Exercise objective :: Identify the lines that contain the string "these" and copy all of them.

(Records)
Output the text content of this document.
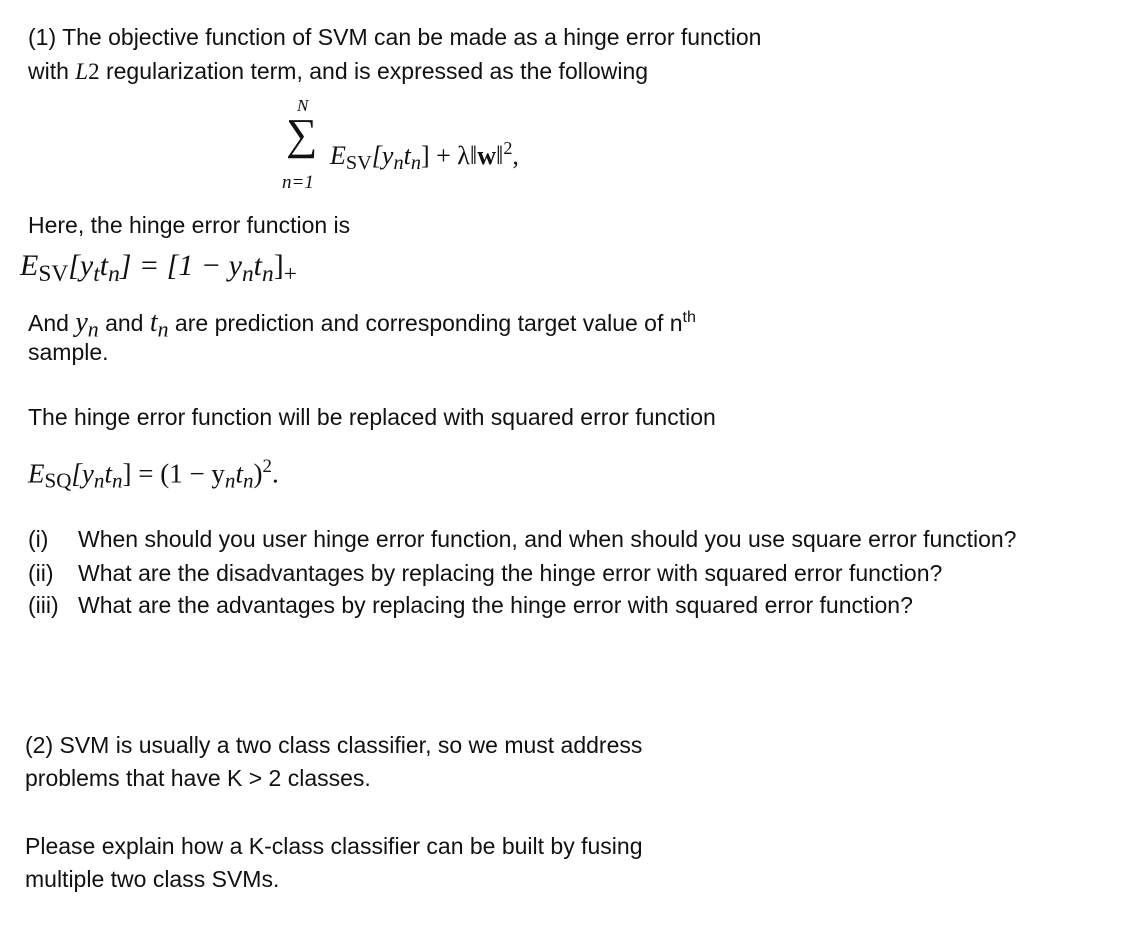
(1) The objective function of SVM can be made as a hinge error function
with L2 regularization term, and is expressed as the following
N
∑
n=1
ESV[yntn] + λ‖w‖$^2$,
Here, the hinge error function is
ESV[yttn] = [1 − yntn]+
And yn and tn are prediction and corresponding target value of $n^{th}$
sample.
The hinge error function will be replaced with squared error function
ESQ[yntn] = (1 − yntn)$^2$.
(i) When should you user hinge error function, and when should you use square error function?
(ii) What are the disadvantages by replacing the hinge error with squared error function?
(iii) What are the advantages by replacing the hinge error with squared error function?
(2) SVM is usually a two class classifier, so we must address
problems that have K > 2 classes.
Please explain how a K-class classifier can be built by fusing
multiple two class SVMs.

--

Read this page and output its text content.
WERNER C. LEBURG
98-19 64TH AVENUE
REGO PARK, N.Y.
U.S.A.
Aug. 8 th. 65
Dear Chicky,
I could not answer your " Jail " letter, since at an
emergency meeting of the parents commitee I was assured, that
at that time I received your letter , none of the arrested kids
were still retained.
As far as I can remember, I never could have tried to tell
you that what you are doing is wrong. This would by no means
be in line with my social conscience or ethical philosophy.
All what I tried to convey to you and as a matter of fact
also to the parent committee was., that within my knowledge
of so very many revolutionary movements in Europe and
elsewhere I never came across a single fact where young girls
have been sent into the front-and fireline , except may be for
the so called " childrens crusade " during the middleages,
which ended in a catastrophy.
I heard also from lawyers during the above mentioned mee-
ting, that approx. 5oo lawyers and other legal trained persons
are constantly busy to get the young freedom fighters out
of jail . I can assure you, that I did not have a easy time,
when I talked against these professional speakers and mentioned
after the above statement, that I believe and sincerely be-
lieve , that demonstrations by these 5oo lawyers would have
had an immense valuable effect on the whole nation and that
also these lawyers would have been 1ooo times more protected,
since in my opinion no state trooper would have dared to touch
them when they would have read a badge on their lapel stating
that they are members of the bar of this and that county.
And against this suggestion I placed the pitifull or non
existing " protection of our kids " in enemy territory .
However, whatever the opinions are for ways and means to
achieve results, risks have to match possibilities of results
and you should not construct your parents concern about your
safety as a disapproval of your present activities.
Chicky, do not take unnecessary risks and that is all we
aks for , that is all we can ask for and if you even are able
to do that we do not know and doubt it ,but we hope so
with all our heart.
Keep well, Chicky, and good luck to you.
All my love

==

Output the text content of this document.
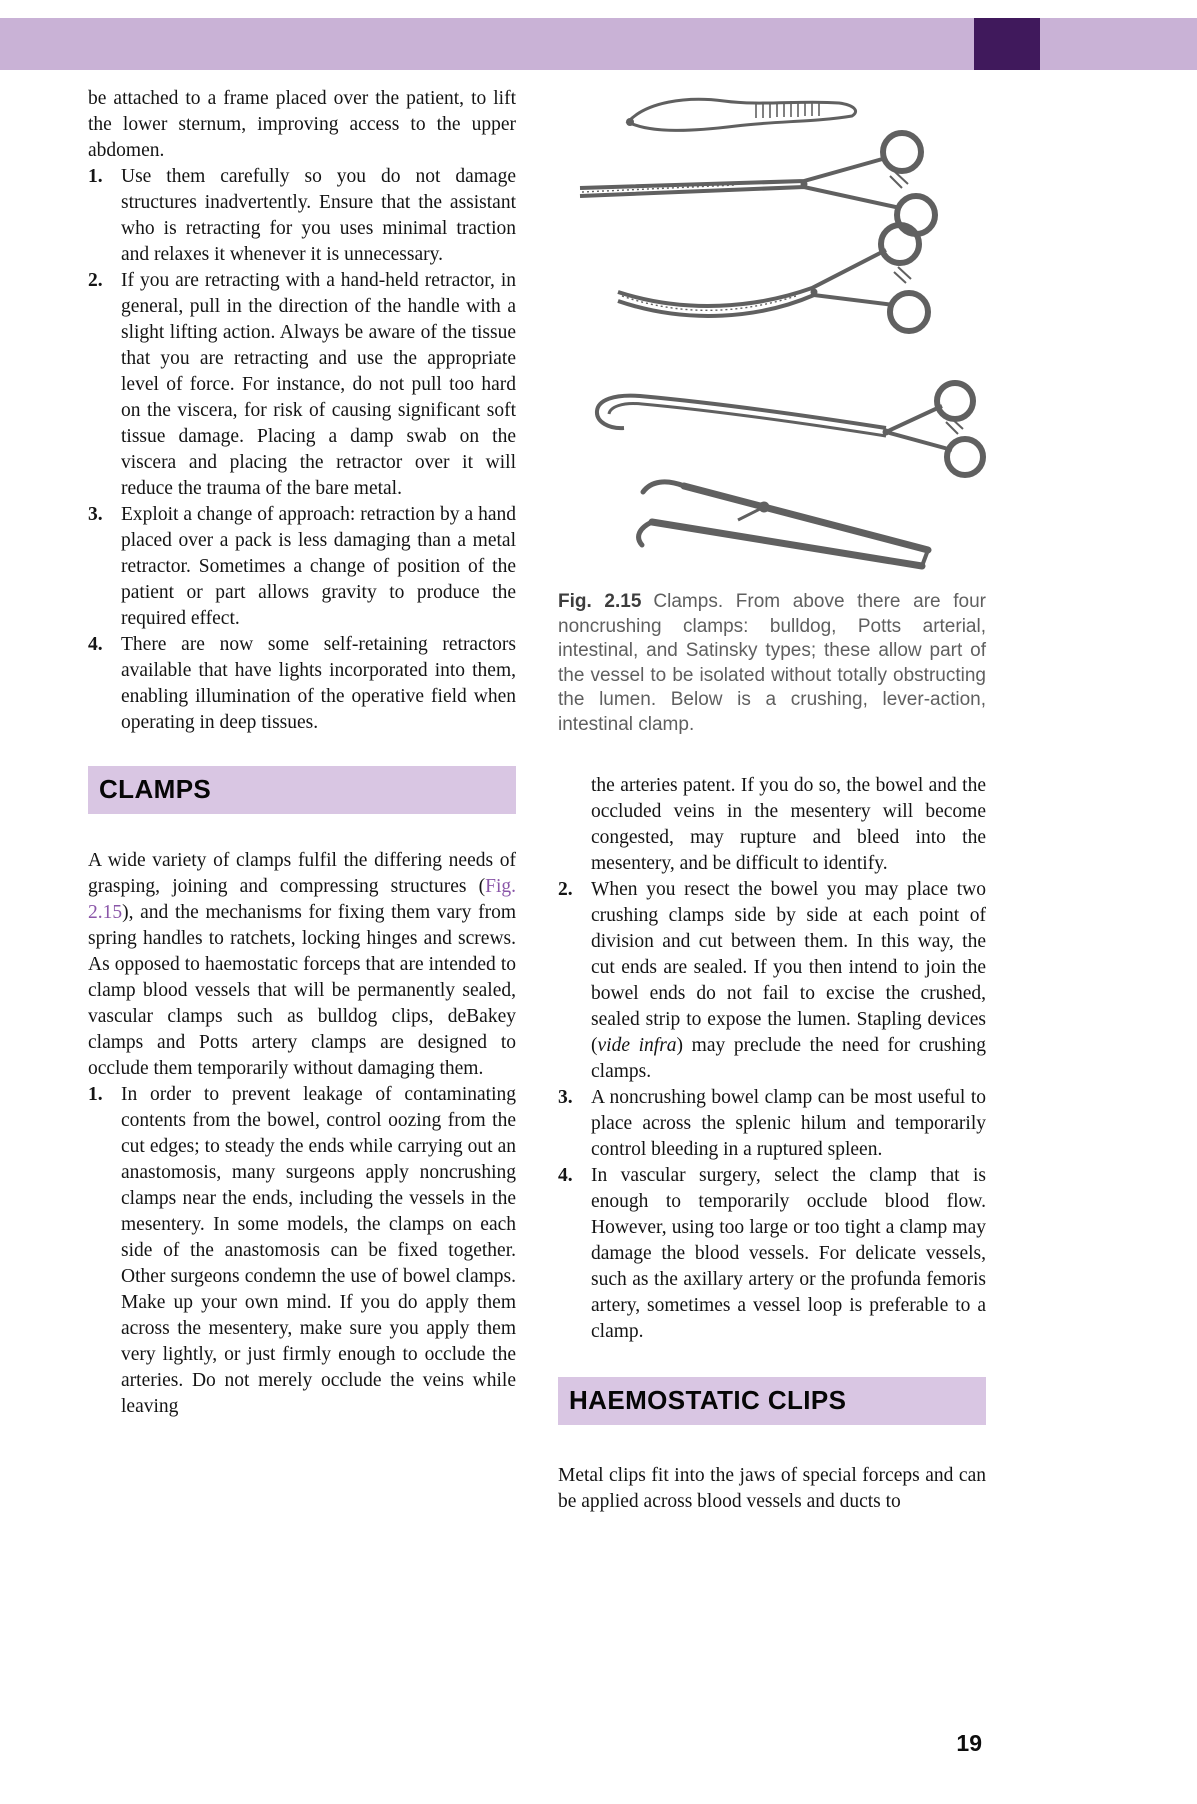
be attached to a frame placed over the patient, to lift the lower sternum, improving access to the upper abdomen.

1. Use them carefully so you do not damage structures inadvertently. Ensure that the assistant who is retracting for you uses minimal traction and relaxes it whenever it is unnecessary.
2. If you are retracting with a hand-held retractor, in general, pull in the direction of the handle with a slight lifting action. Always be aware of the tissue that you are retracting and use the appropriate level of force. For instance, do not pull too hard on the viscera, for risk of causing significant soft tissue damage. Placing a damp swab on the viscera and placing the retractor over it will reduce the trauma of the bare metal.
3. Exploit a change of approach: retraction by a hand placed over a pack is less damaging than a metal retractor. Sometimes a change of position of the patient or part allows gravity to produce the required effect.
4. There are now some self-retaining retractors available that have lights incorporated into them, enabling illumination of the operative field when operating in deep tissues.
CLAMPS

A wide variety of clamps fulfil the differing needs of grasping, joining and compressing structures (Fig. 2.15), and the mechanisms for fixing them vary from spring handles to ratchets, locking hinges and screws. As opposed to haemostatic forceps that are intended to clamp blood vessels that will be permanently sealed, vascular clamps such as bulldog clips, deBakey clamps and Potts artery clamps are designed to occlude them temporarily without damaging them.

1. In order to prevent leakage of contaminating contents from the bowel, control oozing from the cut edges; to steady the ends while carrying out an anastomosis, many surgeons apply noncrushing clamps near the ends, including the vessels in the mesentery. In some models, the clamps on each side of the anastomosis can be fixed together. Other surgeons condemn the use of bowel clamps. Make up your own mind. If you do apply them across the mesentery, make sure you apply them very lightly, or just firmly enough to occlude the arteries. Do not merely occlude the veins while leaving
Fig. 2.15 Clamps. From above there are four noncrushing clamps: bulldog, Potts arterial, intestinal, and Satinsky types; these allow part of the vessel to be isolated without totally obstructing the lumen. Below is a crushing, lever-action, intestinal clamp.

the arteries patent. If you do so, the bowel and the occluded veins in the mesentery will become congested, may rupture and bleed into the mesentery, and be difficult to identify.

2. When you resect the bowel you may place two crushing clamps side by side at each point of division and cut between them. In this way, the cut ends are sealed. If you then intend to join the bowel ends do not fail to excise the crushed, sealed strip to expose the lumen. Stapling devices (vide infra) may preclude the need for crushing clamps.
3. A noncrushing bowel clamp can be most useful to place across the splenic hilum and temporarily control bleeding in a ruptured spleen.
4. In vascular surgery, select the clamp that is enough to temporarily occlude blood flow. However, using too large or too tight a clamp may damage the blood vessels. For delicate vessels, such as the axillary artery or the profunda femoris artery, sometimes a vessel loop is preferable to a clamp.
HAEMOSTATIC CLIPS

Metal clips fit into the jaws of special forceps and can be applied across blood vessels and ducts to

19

Task result ::
when I talked against these professional speakers and mentioned
lieve , that demonstrations by these 5oo lawyers would have
also these lawyers would have been 1ooo times more protected,
Fig. 2.15 Clamps. From above there are four noncrushing clamps: bulldog, Potts arterial, intestinal, and Satinsky types; these allow part of the vessel to be isolated without totally obstructing the lumen. Below is a crushing, lever-action, intestinal clamp.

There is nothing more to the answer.